Usage
- Writing system: Hangul
- Type: Alphabet
- Sound values: [z]
- In Unicode: U+317F, U+1140, U+11EB

Other

Korean name
- Hangul: 반시옷
- RR: bansiot
- MR: pansiot

= Bansiot =

Archaic letter of the Korean alphabet Hangul

Bansiot (letter: ㅿ; name: 반시옷), sometimes called samgakhyeong, is an archaic consonant letter of the Korean alphabet, Hangul. In Unicode, its name is spelled pansios, following the ISO/TR 11941 romanization system. Its sound value is disputed, but most scholars believe it to have been the voiced alveolar fricative /[z]/ in Middle Korean. It fell out of use around the late 16th century, as its corresponding phoneme disappeared from the language.

→ **DIRECTIONS**: Decide whether each statement agrees with the Bansiot text, answering yes or no and quoting the words that decide it: (a) The letter fell out of use around the late 16th century. (b) In Unicode, the letter's name is spelled samgakhyeong. (c) Scholars agree on the letter's sound value. Rely only on the Bansiot text for what comes next.

[Structured page parsing data]
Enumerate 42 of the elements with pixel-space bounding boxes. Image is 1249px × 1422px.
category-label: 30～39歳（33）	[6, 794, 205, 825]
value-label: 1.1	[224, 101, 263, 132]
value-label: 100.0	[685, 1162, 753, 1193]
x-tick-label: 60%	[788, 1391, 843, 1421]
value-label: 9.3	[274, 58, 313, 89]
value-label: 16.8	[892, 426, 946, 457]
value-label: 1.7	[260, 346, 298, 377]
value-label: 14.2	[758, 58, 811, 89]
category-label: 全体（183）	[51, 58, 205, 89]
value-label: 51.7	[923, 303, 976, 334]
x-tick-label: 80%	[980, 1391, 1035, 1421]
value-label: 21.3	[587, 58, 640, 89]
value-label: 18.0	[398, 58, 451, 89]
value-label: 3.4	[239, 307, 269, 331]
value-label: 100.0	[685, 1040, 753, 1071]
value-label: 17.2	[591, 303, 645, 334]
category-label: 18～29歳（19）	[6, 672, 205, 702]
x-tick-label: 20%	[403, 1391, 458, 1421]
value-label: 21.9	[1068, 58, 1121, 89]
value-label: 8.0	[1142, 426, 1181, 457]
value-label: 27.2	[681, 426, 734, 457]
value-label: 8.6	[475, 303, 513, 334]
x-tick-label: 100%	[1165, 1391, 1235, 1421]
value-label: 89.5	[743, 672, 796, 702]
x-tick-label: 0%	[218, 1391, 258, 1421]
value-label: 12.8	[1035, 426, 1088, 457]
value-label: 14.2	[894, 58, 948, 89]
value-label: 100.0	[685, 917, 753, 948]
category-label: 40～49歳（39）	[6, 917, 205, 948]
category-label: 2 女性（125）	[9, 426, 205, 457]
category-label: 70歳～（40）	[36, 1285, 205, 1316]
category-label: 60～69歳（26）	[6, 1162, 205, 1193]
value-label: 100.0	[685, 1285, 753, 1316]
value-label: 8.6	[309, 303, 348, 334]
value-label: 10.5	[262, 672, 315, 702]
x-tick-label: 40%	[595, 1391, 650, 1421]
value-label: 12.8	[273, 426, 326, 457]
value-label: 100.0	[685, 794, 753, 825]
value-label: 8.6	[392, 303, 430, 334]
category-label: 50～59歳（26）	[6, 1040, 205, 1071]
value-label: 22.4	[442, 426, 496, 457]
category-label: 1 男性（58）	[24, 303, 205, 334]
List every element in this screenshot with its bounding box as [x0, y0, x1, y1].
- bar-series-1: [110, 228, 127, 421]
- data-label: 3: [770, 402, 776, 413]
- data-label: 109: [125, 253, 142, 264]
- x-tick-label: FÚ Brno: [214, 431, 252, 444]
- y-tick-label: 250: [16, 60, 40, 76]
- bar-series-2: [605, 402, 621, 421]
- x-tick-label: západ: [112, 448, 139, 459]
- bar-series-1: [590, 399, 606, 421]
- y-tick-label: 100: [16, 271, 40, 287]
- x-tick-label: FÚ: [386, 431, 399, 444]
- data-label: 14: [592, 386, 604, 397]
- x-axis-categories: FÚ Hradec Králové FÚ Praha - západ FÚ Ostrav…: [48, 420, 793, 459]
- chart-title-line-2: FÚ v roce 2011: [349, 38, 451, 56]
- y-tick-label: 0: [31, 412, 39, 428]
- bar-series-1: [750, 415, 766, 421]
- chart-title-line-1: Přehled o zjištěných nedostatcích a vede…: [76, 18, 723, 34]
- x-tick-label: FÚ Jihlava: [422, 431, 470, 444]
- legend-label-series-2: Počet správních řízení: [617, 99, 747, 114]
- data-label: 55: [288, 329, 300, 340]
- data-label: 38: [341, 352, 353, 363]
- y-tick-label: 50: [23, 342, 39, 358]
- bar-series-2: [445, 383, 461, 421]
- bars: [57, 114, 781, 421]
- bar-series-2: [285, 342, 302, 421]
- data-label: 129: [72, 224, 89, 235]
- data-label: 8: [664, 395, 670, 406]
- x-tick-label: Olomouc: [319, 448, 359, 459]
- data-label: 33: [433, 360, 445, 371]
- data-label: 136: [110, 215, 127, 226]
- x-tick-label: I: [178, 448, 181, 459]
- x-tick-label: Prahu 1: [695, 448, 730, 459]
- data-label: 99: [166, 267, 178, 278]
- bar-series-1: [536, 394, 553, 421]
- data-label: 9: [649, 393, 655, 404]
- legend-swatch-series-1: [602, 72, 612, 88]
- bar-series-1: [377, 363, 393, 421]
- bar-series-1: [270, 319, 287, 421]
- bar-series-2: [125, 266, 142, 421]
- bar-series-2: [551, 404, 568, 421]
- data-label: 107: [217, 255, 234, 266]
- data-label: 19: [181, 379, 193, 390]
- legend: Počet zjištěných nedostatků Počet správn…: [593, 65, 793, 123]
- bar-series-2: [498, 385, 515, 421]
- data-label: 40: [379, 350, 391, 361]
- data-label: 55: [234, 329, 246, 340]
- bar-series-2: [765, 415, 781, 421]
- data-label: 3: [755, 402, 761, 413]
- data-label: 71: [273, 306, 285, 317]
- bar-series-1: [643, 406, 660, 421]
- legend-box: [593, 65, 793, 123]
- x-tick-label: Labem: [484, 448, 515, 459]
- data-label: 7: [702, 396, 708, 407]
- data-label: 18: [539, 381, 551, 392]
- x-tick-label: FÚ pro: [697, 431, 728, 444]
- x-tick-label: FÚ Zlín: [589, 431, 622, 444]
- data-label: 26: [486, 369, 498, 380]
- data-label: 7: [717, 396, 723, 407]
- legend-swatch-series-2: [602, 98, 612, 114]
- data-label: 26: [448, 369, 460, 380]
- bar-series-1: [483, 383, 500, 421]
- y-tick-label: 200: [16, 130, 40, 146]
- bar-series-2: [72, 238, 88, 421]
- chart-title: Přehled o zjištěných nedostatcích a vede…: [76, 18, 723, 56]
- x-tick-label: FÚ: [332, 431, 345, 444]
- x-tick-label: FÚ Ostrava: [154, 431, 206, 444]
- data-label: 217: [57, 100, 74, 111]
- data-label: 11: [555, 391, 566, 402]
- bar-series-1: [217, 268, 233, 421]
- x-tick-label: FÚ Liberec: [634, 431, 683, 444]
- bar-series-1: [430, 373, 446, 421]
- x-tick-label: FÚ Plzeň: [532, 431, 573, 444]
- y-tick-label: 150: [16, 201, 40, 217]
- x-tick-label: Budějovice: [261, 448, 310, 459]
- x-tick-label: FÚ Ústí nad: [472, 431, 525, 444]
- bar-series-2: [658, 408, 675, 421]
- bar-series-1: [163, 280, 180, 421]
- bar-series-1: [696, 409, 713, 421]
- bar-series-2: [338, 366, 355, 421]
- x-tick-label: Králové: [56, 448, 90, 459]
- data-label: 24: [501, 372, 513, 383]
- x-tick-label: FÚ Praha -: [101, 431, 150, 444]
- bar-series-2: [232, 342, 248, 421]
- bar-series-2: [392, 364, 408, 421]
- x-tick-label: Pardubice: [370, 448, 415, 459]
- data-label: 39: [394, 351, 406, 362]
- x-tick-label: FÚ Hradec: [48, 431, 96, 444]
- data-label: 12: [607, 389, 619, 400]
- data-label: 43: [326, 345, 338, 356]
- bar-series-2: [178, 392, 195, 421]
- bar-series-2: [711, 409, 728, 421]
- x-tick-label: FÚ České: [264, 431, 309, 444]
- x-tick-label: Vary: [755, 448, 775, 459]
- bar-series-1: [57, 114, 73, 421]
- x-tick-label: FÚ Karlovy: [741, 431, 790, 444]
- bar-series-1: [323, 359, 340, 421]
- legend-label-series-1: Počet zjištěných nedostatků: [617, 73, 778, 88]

→ **EXERCISE RESPONSE**:
(a) Yes: "It fell out of use around the late 16th century"
(b) No: "In Unicode, its name is spelled pansios"
(c) No: "Its sound value is disputed"